(Collection entries)
+ + + + +

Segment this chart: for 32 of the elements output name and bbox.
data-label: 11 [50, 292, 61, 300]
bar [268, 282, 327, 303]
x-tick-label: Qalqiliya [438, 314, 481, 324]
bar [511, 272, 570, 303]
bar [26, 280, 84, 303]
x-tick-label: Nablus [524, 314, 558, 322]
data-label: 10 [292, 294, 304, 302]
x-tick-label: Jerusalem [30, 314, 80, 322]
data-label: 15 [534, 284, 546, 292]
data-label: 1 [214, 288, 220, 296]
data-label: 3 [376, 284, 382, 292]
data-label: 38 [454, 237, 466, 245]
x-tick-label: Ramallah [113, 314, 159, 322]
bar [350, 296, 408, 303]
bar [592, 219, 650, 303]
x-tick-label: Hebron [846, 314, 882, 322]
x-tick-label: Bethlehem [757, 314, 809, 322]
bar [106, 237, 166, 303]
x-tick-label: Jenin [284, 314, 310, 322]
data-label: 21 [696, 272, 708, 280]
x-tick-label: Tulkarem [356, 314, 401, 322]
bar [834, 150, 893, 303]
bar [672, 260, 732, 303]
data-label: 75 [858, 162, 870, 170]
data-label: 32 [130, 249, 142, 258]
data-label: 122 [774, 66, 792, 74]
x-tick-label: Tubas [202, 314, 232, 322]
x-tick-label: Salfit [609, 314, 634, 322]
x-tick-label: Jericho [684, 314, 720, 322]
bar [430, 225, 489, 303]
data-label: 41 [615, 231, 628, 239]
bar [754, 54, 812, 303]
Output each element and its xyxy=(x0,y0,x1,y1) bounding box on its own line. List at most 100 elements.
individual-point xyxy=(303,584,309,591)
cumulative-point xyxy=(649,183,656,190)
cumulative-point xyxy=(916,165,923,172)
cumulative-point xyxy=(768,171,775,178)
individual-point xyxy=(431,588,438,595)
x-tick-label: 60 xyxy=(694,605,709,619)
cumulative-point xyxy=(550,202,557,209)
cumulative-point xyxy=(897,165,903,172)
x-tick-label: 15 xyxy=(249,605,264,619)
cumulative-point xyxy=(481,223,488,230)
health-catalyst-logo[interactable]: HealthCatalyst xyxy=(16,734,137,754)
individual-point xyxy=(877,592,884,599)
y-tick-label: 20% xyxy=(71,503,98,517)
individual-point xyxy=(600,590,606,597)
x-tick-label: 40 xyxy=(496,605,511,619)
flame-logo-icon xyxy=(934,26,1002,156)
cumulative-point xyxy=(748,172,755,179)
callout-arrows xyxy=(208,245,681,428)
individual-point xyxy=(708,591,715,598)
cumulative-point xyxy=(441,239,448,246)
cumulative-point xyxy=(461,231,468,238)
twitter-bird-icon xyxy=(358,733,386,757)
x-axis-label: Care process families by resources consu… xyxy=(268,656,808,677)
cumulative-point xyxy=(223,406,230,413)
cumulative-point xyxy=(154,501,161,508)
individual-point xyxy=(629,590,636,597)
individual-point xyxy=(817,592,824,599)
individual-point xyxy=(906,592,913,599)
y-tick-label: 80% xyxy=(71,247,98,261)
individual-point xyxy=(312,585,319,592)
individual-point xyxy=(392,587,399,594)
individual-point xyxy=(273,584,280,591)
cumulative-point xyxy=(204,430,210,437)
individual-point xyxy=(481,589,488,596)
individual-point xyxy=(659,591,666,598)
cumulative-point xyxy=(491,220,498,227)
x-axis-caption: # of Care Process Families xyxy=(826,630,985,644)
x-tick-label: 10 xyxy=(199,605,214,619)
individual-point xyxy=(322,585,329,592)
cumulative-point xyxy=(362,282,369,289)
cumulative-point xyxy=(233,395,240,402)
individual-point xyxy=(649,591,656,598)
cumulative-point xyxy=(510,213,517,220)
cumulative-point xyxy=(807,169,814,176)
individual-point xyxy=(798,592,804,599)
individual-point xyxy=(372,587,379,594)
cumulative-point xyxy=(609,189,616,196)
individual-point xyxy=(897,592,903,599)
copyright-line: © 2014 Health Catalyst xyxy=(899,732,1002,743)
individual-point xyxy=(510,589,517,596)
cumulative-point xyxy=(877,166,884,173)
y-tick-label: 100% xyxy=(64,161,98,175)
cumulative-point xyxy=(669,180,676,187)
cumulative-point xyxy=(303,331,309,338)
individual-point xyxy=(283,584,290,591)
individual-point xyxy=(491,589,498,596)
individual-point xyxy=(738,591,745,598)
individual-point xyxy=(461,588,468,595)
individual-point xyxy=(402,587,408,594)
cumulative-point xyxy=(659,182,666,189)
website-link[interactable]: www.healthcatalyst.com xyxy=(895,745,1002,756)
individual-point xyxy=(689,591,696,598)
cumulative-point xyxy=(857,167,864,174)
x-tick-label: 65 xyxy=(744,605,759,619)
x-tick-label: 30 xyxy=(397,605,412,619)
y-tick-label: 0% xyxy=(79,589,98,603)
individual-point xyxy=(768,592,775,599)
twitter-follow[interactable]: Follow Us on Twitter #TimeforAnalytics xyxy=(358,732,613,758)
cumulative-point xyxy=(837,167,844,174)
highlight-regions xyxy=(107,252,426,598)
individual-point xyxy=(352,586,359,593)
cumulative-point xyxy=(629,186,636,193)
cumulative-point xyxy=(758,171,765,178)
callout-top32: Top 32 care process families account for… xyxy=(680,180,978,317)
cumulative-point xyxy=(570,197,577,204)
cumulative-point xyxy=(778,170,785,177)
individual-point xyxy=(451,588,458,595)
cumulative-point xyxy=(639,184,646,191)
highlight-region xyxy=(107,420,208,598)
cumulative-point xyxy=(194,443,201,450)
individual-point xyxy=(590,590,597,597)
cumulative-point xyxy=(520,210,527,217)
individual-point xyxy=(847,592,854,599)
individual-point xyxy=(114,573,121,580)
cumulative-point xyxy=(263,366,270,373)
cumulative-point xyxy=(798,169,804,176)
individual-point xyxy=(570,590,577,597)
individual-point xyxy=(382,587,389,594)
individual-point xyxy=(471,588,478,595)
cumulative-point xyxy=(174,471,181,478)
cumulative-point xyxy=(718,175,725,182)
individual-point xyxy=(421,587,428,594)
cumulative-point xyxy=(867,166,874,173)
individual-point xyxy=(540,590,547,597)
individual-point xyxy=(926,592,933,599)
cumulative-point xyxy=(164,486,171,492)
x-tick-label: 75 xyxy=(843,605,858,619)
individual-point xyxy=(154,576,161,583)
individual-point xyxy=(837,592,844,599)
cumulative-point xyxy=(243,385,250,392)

+ + + + +

Work to be completed:
Return each line of the records above that contains the string "logo". Case counts.

Answer to this problem:
health-catalyst-logo[interactable]: HealthCatalyst xyxy=(16,734,137,754)
flame-logo-icon xyxy=(934,26,1002,156)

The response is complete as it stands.